◆ STATED TASK:
Extend the mailing-list post about testing the exposure range of transparency and negative films from the point where it stops.

◆ SELECTION:
I think the brightness range of transparency films has improved a lot over
that.  15 years ago, I ran some zone type tests with transparency
(EXTACHROME should any one care).  Essentially, I metered a evenly lit,
evenly toned surface ( a gray garage door for me back then).  The meter
wants to reproduce this as ZONE 5.  I then did a range of under and
overexposures, in half stop increments.  You want to learn three things:

1) does your meter reproduce this image as 18 % gray (Zone 5).
2) when do things get as white as they can get (film base + fog)
3) when do things get as black as they can get (max D)

What I learned was that I needed to boost film speed by a third of a stop,
and that EXTACHROME had a range of 7 stops.  I was able to use that
information to shoot effectively.

I then stopped shooting for a couple of years as I had small children and
they left little time for creative activities.  I picked up my cameras again
in earnest, 2 years ago.  As film stocks have changed a lot, I repeated the
same tests on both KODAK and FUJI emulsions.  I was surprised to learn that
the film speeds were now more accurate for my camera, and that I was getting
a 10 stop range out of both emulsions.

I have never run these tests on color negative stock, so I can't vouch for
their performance.  I know that I went through a lot of grief trying to come
up with a black and white negative film combination that worked for me to
get a 10 stop range (TRI-X at EI 250 in HC-110 and ELITE paper).  Out of the
box standards for both KODAK and ILFORD gave me film that was underexposed,
and with a 9 stop range.

My point is that you need to test the films that you use to determine what
the reponse curve is for your camera and your color lab.  Once you know
that, you can make great technical images (creative images is another

I personally, tend to shoot transparency stock.  It make it easier for me to
organize things.  Transparencies are denser than negatives, so I would
expect that to make them grainier, but that has not been proven to me.  Film
is so much faster and finer grained today than 20 years ago.

 I have not reviewed any Zone System books in a long time.  I always had a
hard time with Ansel Adams writing, Minor White was a lot easier to read.
It is not just a technique for working with B&W negative technology
(although that does give  you the most control).  It is applicable to colog
negative, color transparency, B&W transparency, and digital cameras too.

----- Original Message -----
From: "Bernie Kubiak" <bkubiak@mediaone.net>
To: <filmscanners@halftone.co.uk>
Sent: Thursday, November 22, 2001 9:12 AM
Subject: Re: filmscanners: Negs vs slides again: was Color Negative Film

> Being new to the group, I've missed previous discussions.  Thanks for the
> info and broadening my perspective (by about 6 stops)!

◆ SOURCE EXCERPT:

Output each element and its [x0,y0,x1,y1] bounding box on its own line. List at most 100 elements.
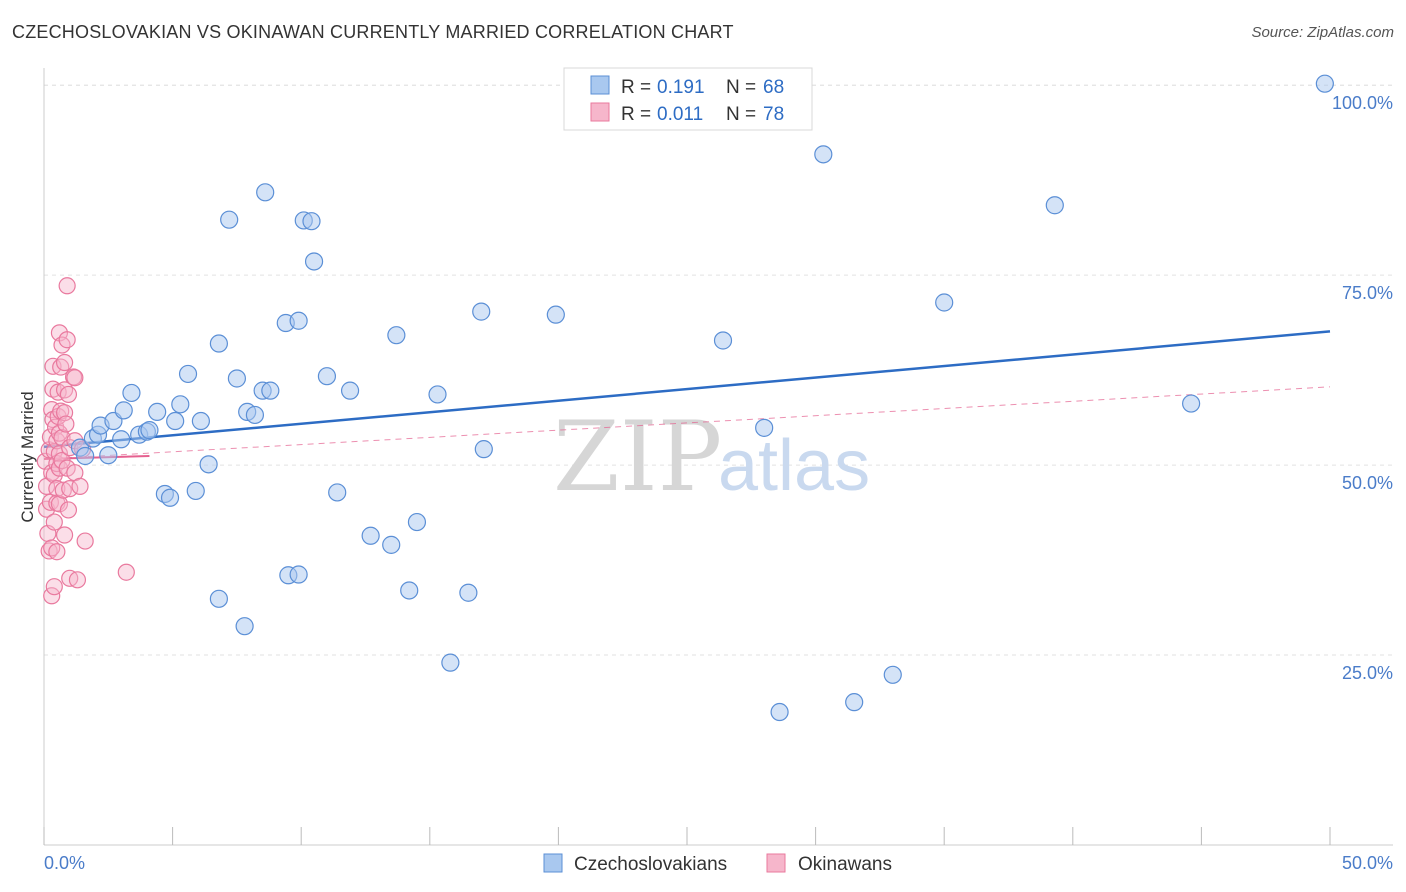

◆ ANSWER FOR THIS EXERCISE:
> ----- Original Message -----
> From: "Julian Robinson" <jrobinso@pcug.org.au>
> To: <filmscanners@halftone.co.uk>
> Sent: Thursday, November 22, 2001 12:35 AM
> Subject: filmscanners: Negs vs slides again: was Color Negative Film Poll
> >
> > >The bigger question is why shoot print
> > >film if you're going to scan the images?
> >
> > This has been covered before, but I just decided to check my facts by
> > looking at the characteristic curves for representative Kodak films.
> These
> > curves demonstrate admirably the main reason you might choose to shoot
> with
> > negative film over slide... simply, you can capture a LOT more of the
> scene
> > brightness range with neg film.
> >
> > - Slide films capture a range about 5 stops max.
> > - Neg films capture a range about 11 stops!!
> >
> > You can't print this whole range of 11 stops directly, but one of the
> great
> > advantages of scanning is that you can process the image to restore as
> much
> > of this range as you want if you are prepared to do a bit of work.  I do
> > this regularly to improve reproduction of my high-contrast scenes.  It
> > precisely BECAUSE I am scanning my images that I choose negs.
> >
> > At least if you have the info on film, you can access it somehow,  if
> > (as in slides) it is gone forever.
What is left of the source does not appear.